▶ Problem statement
Copy every line that holds "Pengalaman".

—————

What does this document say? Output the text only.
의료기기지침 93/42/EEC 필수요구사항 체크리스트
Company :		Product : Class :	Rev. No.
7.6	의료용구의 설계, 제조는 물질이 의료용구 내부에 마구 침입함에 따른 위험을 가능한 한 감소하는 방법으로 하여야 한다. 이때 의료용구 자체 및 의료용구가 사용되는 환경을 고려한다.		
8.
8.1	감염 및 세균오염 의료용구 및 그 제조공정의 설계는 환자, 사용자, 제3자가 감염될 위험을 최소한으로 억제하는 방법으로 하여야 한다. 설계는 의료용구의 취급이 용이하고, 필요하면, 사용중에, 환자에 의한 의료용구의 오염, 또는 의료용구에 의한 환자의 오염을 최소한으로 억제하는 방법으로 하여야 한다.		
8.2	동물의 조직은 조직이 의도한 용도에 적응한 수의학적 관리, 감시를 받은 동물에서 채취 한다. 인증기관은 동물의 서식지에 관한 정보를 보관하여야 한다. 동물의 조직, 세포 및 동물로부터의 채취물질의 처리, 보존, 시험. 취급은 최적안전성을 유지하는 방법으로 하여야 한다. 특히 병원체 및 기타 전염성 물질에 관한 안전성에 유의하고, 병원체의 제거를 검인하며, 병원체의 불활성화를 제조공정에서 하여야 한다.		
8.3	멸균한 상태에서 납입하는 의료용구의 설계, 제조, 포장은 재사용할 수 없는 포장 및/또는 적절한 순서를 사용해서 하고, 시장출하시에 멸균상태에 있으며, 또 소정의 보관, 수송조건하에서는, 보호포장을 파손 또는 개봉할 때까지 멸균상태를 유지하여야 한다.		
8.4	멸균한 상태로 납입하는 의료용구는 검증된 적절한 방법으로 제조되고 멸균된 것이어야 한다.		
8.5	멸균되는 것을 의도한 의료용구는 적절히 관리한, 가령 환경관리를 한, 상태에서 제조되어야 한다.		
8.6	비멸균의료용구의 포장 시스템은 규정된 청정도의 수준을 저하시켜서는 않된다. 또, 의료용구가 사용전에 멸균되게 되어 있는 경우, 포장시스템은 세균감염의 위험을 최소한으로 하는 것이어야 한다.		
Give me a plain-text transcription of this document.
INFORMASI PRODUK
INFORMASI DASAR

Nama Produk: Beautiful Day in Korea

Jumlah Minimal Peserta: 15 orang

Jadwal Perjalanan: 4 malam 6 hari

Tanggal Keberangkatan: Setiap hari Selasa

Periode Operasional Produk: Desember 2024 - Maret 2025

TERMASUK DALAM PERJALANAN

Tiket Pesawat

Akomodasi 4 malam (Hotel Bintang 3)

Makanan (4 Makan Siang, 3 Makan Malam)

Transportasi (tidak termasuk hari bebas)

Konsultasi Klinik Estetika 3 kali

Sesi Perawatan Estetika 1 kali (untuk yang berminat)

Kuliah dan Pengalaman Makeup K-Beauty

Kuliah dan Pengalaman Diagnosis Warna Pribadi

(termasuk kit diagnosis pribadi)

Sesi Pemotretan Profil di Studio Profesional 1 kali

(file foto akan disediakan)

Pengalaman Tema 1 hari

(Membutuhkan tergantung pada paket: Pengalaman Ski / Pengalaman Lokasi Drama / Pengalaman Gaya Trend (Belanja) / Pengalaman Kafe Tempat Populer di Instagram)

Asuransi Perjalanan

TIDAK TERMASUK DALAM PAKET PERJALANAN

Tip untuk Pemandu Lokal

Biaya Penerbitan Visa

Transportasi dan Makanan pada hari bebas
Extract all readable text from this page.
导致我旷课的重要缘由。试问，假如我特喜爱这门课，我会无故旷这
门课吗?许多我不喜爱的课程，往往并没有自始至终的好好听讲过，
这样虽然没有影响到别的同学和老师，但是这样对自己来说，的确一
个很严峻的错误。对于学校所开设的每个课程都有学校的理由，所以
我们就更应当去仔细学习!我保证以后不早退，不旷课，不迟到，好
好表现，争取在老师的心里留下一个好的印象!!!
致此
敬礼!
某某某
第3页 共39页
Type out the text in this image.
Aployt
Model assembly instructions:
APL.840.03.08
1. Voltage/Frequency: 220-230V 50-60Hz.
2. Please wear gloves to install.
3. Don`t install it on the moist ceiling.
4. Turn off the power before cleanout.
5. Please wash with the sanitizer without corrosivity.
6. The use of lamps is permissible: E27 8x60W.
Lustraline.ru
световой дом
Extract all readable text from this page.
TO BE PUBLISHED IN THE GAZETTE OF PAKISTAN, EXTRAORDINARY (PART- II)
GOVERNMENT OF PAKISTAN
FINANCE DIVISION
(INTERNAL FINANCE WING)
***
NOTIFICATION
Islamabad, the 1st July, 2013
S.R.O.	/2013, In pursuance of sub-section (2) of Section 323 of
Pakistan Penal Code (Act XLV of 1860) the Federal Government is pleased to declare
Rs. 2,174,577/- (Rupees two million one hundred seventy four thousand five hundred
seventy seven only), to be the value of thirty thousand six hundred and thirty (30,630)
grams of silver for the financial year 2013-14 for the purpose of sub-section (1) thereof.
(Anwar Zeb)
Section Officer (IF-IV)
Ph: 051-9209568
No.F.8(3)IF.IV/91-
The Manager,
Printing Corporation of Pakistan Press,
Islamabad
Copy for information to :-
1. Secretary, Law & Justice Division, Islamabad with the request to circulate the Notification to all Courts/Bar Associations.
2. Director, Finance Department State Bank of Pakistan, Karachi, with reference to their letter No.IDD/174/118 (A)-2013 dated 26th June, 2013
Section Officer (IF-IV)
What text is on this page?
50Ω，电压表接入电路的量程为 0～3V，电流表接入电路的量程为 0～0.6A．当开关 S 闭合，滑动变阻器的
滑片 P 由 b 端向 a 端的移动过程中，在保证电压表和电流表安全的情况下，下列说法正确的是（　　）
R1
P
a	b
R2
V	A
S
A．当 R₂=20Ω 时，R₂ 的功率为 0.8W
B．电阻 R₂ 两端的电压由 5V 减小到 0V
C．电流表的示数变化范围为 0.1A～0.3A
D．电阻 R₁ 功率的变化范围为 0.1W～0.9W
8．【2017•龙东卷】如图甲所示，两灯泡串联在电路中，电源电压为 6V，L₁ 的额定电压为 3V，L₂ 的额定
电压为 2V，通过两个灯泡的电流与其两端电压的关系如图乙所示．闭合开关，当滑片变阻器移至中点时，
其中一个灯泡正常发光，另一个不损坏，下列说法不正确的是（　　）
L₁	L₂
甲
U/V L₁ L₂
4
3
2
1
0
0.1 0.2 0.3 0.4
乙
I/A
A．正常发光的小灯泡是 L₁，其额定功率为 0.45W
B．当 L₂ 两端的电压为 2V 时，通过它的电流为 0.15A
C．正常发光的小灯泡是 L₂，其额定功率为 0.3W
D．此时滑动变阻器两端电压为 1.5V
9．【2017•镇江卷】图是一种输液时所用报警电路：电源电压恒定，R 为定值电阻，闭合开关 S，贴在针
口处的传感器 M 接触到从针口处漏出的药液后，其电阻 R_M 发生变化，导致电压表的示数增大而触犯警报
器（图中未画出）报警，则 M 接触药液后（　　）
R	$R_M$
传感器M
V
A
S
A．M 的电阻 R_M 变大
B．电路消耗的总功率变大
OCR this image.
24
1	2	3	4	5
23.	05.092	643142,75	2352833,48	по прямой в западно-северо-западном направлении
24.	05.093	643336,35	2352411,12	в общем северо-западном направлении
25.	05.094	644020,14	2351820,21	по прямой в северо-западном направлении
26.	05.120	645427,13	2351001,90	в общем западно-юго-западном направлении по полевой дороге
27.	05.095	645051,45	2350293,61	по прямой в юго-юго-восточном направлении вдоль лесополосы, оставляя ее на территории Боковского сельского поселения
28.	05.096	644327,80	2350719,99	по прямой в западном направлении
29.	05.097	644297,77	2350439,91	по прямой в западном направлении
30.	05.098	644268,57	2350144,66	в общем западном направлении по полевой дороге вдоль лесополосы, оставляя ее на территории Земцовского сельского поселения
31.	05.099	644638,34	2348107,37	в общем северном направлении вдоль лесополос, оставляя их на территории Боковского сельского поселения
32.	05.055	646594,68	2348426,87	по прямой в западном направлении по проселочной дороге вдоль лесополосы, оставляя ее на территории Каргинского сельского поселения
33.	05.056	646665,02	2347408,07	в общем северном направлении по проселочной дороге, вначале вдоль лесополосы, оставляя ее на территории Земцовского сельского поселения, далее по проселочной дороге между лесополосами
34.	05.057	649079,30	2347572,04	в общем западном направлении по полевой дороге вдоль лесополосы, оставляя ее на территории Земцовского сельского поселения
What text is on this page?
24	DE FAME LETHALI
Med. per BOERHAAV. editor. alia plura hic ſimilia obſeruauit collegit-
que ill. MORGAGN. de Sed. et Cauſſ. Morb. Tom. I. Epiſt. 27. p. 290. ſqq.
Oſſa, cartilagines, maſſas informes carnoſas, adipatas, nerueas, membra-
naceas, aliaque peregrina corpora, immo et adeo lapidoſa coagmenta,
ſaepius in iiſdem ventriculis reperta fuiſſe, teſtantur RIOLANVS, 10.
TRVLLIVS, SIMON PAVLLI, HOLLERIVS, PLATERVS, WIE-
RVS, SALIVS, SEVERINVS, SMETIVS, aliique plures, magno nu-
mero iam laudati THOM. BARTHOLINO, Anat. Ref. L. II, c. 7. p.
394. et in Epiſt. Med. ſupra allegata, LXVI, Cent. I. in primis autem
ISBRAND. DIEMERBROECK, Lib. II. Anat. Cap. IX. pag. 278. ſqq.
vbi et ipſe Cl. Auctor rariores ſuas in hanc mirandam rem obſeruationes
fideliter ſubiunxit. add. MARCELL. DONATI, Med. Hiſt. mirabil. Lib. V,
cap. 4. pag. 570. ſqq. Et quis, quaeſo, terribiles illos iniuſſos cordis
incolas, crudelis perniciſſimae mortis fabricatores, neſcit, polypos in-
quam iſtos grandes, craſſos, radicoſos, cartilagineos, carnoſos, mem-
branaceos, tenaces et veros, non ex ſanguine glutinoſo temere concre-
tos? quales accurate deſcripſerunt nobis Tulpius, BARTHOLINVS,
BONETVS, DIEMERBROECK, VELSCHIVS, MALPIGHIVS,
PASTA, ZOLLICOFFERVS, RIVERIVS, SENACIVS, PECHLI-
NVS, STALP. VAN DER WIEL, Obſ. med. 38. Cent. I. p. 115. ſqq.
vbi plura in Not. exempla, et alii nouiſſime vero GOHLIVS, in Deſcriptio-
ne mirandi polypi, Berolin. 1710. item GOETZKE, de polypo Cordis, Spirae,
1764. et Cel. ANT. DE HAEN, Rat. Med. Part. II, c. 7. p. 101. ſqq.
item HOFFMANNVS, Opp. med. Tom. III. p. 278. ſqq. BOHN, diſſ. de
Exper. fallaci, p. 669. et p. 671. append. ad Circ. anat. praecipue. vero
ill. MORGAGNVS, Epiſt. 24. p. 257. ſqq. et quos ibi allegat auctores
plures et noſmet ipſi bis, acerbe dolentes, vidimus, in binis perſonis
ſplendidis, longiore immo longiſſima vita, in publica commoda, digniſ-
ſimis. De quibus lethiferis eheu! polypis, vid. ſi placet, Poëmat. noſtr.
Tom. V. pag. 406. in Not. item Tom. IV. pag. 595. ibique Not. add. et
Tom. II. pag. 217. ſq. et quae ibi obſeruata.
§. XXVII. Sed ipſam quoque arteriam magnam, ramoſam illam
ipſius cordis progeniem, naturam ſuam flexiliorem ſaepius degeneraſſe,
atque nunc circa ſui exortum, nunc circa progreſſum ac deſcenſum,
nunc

—————

▶ Result of the exercise
Kuliah dan Pengalaman Makeup K-Beauty
Kuliah dan Pengalaman Diagnosis Warna Pribadi
Pengalaman Tema 1 hari
(Membutuhkan tergantung pada paket: Pengalaman Ski / Pengalaman Lokasi Drama / Pengalaman Gaya Trend (Belanja) / Pengalaman Kafe Tempat Populer di Instagram)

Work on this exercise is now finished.